Task to carry out: Arrange everything in the records below, from the line containing "UI element localization: list" down to the line containing "schedule-item: 2024 年 11", both included, as a Markdown table with the columns Row and Line. Number each row, and leave out blank lines and pictures.

Available data:

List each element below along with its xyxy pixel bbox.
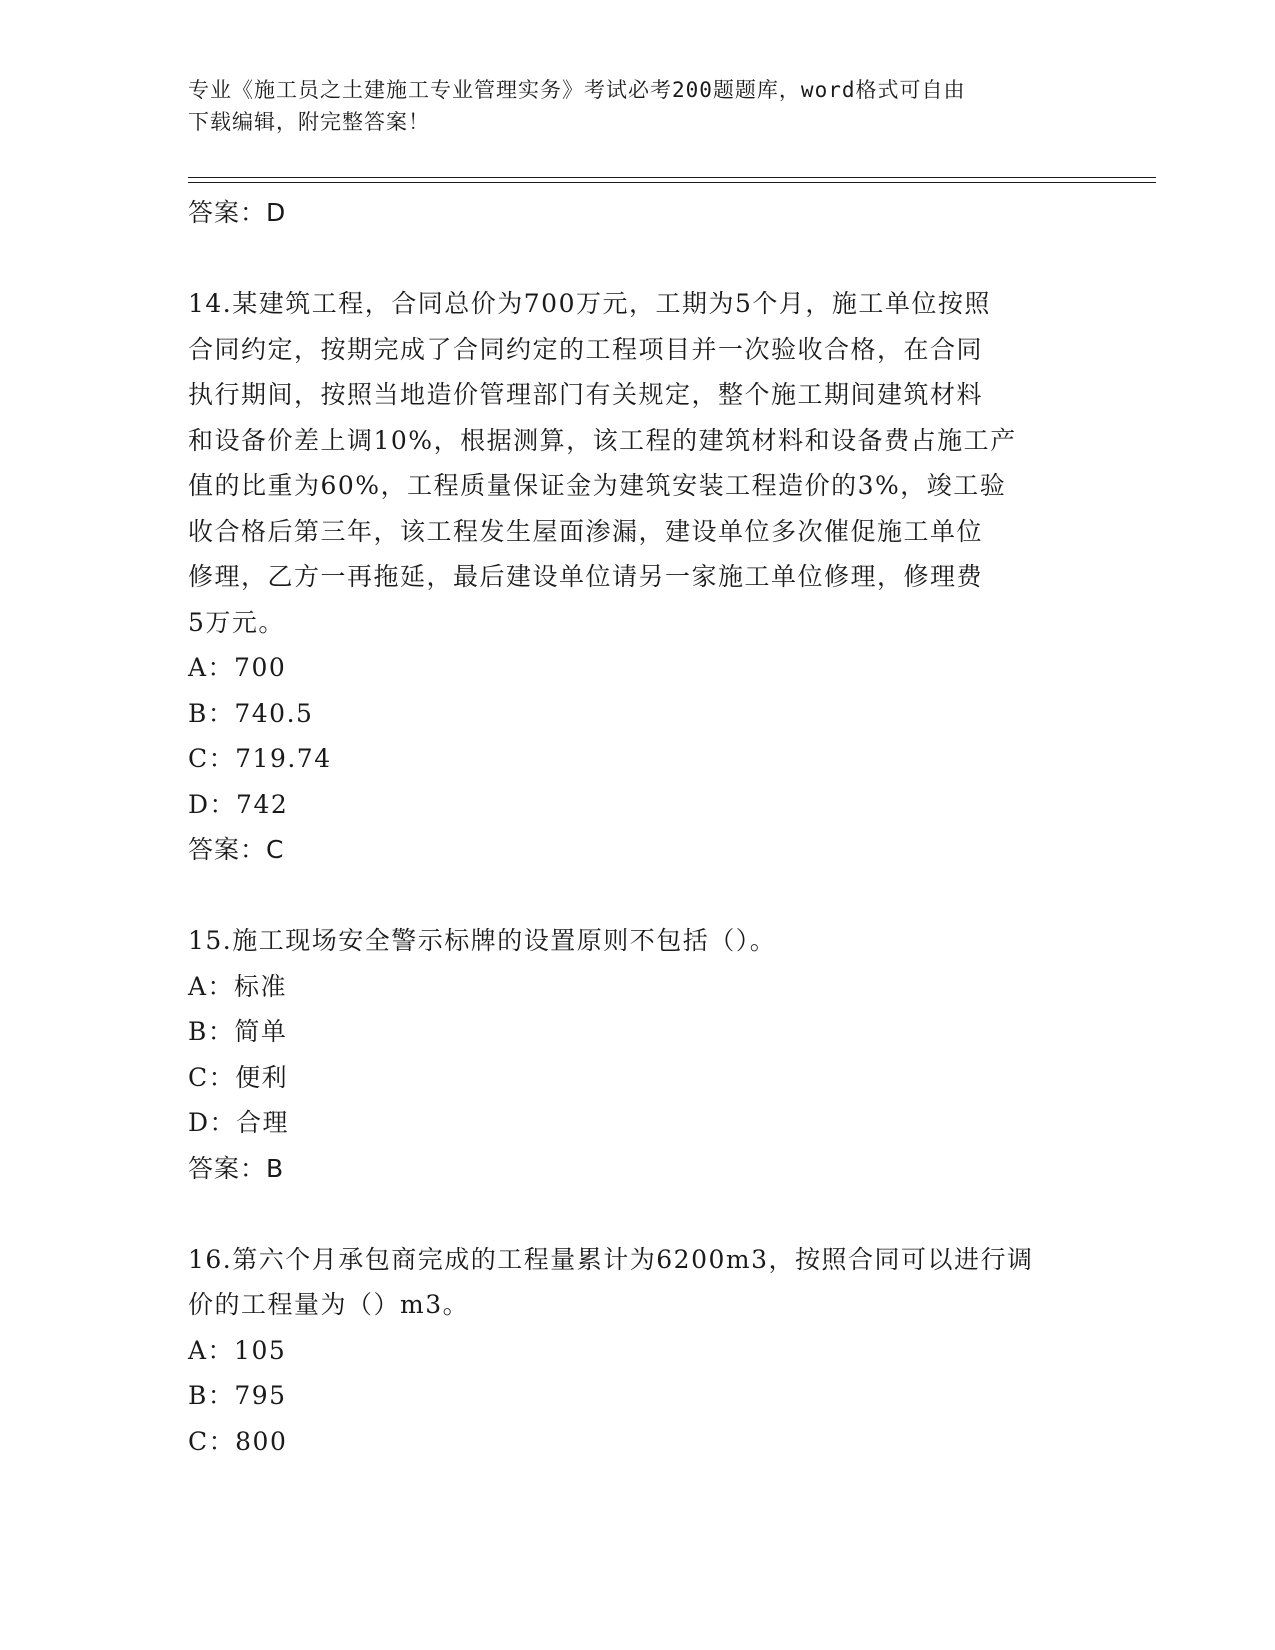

* * *

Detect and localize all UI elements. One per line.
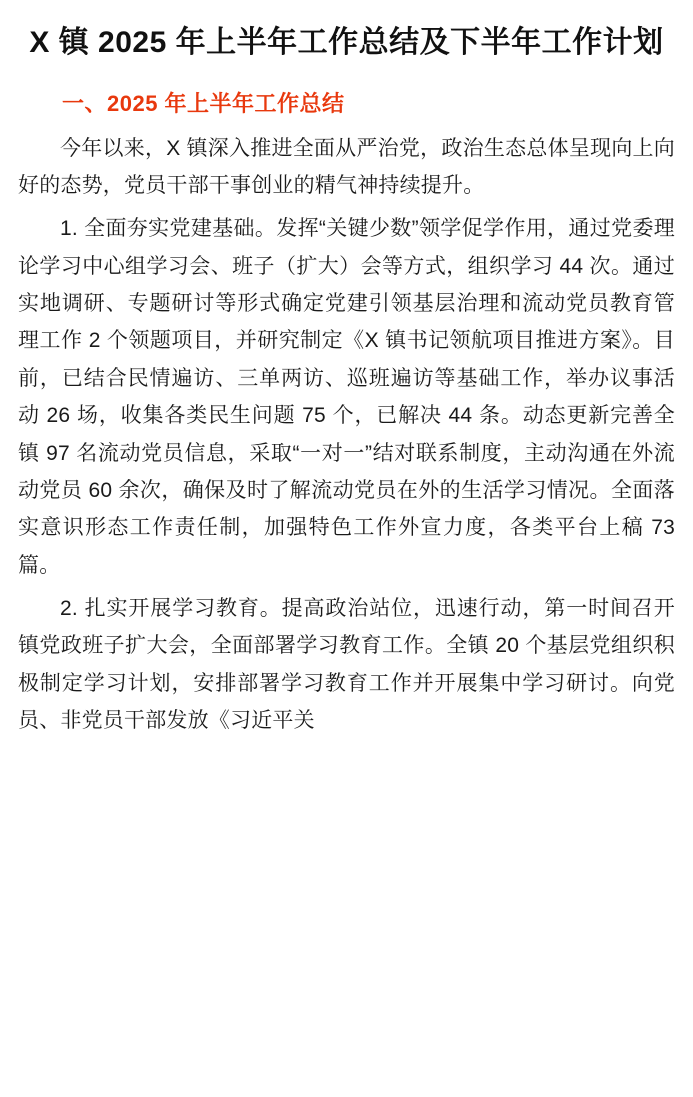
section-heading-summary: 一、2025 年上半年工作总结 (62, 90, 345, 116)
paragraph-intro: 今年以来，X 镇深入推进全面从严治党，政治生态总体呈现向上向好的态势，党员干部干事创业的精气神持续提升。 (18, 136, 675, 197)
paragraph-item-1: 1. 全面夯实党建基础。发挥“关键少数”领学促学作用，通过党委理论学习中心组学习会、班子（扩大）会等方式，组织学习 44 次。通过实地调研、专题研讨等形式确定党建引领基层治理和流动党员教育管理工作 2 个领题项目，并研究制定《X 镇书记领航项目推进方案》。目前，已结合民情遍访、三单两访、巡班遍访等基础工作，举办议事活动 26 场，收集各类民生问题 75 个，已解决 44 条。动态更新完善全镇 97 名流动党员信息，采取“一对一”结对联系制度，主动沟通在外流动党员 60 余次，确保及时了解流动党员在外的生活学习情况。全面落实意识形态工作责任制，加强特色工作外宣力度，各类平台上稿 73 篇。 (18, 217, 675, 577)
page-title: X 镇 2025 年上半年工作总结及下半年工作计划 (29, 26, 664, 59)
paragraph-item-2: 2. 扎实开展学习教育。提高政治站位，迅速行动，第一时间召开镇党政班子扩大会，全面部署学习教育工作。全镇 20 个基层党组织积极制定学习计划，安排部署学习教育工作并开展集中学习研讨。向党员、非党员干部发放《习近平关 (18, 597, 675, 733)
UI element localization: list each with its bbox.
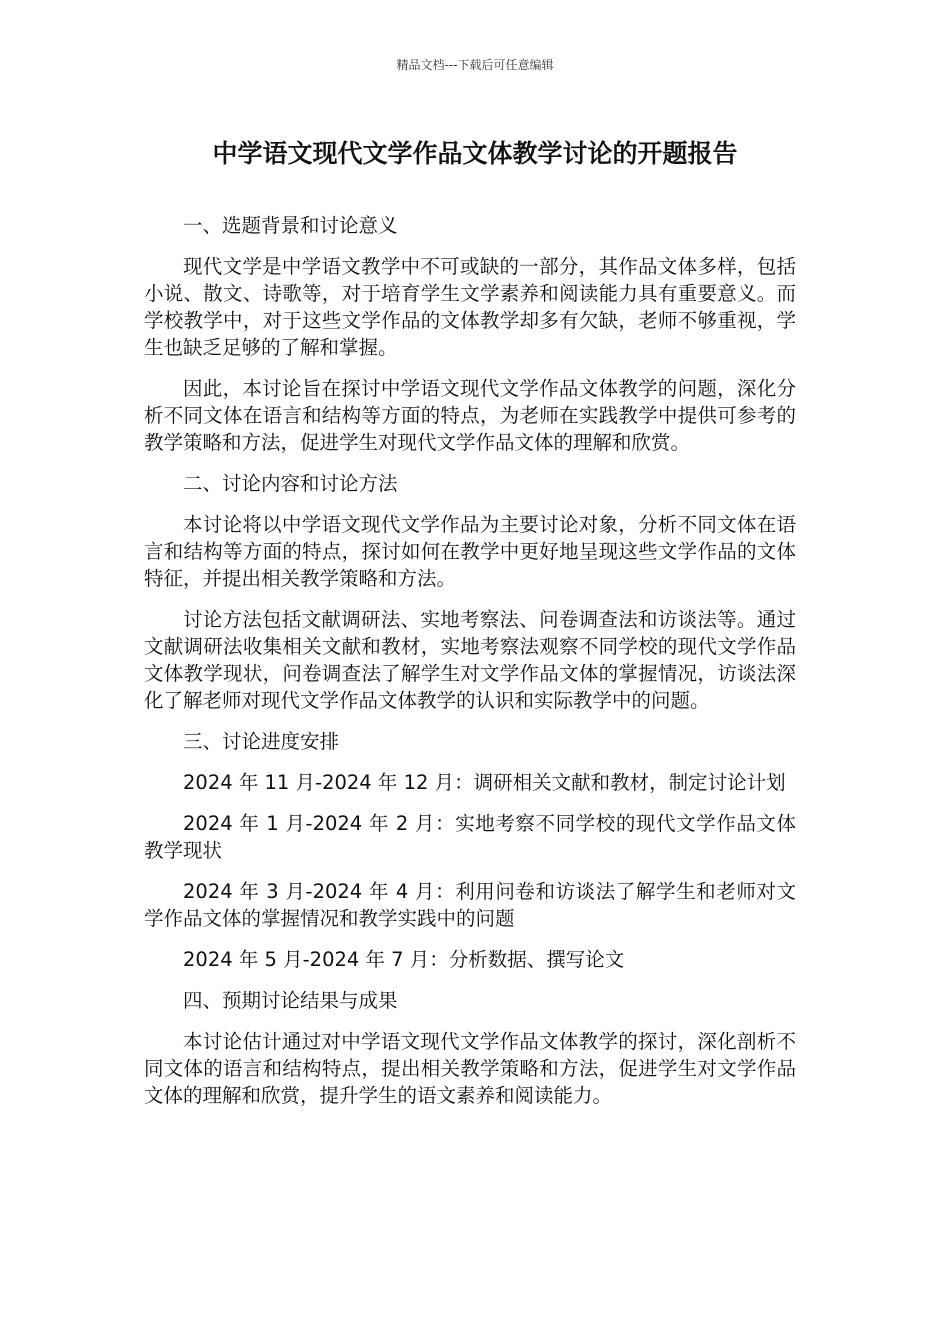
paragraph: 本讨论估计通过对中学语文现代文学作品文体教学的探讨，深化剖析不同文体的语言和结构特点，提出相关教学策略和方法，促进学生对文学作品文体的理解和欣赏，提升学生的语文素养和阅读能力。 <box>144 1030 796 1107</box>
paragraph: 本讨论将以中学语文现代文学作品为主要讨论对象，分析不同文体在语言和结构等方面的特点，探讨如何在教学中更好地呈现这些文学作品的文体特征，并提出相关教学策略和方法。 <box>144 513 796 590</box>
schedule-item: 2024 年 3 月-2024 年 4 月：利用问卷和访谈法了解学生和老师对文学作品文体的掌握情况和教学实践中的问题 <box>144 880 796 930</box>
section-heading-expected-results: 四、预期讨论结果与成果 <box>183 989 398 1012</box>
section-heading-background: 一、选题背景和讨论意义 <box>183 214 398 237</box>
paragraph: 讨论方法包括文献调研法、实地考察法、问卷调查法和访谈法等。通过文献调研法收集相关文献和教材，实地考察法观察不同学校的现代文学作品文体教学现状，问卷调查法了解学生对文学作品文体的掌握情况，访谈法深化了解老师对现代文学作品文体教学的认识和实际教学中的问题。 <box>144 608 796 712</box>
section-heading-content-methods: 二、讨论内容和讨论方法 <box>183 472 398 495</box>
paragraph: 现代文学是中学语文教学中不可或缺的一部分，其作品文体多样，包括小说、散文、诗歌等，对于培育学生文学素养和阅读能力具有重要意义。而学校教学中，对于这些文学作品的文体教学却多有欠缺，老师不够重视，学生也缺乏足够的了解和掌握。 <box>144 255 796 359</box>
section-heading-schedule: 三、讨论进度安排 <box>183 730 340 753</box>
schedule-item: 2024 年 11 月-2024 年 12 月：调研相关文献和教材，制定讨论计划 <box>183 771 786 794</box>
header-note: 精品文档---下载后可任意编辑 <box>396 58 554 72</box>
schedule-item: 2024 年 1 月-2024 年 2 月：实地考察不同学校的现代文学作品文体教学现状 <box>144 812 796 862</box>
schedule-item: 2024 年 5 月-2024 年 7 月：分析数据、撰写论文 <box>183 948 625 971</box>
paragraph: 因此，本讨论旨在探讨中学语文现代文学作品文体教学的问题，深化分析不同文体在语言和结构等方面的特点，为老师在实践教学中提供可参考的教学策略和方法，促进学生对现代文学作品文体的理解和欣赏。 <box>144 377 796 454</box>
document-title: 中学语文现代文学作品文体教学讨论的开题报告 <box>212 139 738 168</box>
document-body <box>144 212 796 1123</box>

Written solution:
| Row | Line |
|---|---|
| 1 | UI element localization: list each with its bbox. |
| 2 | paragraph: 本讨论估计通过对中学语文现代文学作品文体教学的探讨，深化剖析不同文体的语言和结构特点，提出相关教学策略和方法，促进学生对文学作品文体的理解和欣赏，提升学生的语文素养和阅读能力。 <box>144 1030 796 1107</box> |
| 3 | paragraph: 本讨论将以中学语文现代文学作品为主要讨论对象，分析不同文体在语言和结构等方面的特点，探讨如何在教学中更好地呈现这些文学作品的文体特征，并提出相关教学策略和方法。 <box>144 513 796 590</box> |
| 4 | schedule-item: 2024 年 3 月-2024 年 4 月：利用问卷和访谈法了解学生和老师对文学作品文体的掌握情况和教学实践中的问题 <box>144 880 796 930</box> |
| 5 | section-heading-expected-results: 四、预期讨论结果与成果 <box>183 989 398 1012</box> |
| 6 | section-heading-background: 一、选题背景和讨论意义 <box>183 214 398 237</box> |
| 7 | paragraph: 讨论方法包括文献调研法、实地考察法、问卷调查法和访谈法等。通过文献调研法收集相关文献和教材，实地考察法观察不同学校的现代文学作品文体教学现状，问卷调查法了解学生对文学作品文体的掌握情况，访谈法深化了解老师对现代文学作品文体教学的认识和实际教学中的问题。 <box>144 608 796 712</box> |
| 8 | section-heading-content-methods: 二、讨论内容和讨论方法 <box>183 472 398 495</box> |
| 9 | paragraph: 现代文学是中学语文教学中不可或缺的一部分，其作品文体多样，包括小说、散文、诗歌等，对于培育学生文学素养和阅读能力具有重要意义。而学校教学中，对于这些文学作品的文体教学却多有欠缺，老师不够重视，学生也缺乏足够的了解和掌握。 <box>144 255 796 359</box> |
| 10 | section-heading-schedule: 三、讨论进度安排 <box>183 730 340 753</box> |
| 11 | schedule-item: 2024 年 11 月-2024 年 12 月：调研相关文献和教材，制定讨论计划 <box>183 771 786 794</box> |